RECORD EXTRACTS:
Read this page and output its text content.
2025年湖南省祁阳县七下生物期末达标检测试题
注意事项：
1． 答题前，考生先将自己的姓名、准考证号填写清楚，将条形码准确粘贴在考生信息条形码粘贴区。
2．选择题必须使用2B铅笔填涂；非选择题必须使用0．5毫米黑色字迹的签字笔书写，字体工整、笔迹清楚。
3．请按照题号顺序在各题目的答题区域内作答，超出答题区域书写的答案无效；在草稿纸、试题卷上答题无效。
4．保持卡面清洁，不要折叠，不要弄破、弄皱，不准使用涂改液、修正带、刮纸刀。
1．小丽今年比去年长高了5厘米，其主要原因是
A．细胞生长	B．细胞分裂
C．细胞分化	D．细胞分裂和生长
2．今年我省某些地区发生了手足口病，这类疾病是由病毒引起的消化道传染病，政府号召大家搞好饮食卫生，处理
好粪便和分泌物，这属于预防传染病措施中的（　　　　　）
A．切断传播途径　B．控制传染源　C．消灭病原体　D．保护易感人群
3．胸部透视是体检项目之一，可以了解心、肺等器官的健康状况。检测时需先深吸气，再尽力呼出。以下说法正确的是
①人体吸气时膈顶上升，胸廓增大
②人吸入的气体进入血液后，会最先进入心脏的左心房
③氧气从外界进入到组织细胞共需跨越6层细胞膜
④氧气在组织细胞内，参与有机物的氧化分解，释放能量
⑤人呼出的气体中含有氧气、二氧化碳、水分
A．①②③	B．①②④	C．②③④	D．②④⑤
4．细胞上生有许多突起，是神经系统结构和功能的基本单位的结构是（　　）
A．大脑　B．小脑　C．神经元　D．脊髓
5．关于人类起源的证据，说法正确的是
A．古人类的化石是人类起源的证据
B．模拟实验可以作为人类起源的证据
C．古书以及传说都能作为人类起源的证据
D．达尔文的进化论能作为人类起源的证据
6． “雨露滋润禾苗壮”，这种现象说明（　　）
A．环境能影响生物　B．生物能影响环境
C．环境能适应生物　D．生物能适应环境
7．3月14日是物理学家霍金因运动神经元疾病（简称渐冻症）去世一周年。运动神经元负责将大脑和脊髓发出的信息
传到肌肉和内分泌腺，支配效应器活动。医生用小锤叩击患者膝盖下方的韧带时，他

THE TASK:
Print the records once more, exactly as they were given.

COMPLETED EXERCISE:
Read this page and output its text content.
2025年湖南省祁阳县七下生物期末达标检测试题
注意事项：
1． 答题前，考生先将自己的姓名、准考证号填写清楚，将条形码准确粘贴在考生信息条形码粘贴区。
2．选择题必须使用2B铅笔填涂；非选择题必须使用0．5毫米黑色字迹的签字笔书写，字体工整、笔迹清楚。
3．请按照题号顺序在各题目的答题区域内作答，超出答题区域书写的答案无效；在草稿纸、试题卷上答题无效。
4．保持卡面清洁，不要折叠，不要弄破、弄皱，不准使用涂改液、修正带、刮纸刀。
1．小丽今年比去年长高了5厘米，其主要原因是
A．细胞生长	B．细胞分裂
C．细胞分化	D．细胞分裂和生长
2．今年我省某些地区发生了手足口病，这类疾病是由病毒引起的消化道传染病，政府号召大家搞好饮食卫生，处理
好粪便和分泌物，这属于预防传染病措施中的（　　　　　）
A．切断传播途径　B．控制传染源　C．消灭病原体　D．保护易感人群
3．胸部透视是体检项目之一，可以了解心、肺等器官的健康状况。检测时需先深吸气，再尽力呼出。以下说法正确的是
①人体吸气时膈顶上升，胸廓增大
②人吸入的气体进入血液后，会最先进入心脏的左心房
③氧气从外界进入到组织细胞共需跨越6层细胞膜
④氧气在组织细胞内，参与有机物的氧化分解，释放能量
⑤人呼出的气体中含有氧气、二氧化碳、水分
A．①②③	B．①②④	C．②③④	D．②④⑤
4．细胞上生有许多突起，是神经系统结构和功能的基本单位的结构是（　　）
A．大脑　B．小脑　C．神经元　D．脊髓
5．关于人类起源的证据，说法正确的是
A．古人类的化石是人类起源的证据
B．模拟实验可以作为人类起源的证据
C．古书以及传说都能作为人类起源的证据
D．达尔文的进化论能作为人类起源的证据
6． “雨露滋润禾苗壮”，这种现象说明（　　）
A．环境能影响生物　B．生物能影响环境
C．环境能适应生物　D．生物能适应环境
7．3月14日是物理学家霍金因运动神经元疾病（简称渐冻症）去世一周年。运动神经元负责将大脑和脊髓发出的信息
传到肌肉和内分泌腺，支配效应器活动。医生用小锤叩击患者膝盖下方的韧带时，他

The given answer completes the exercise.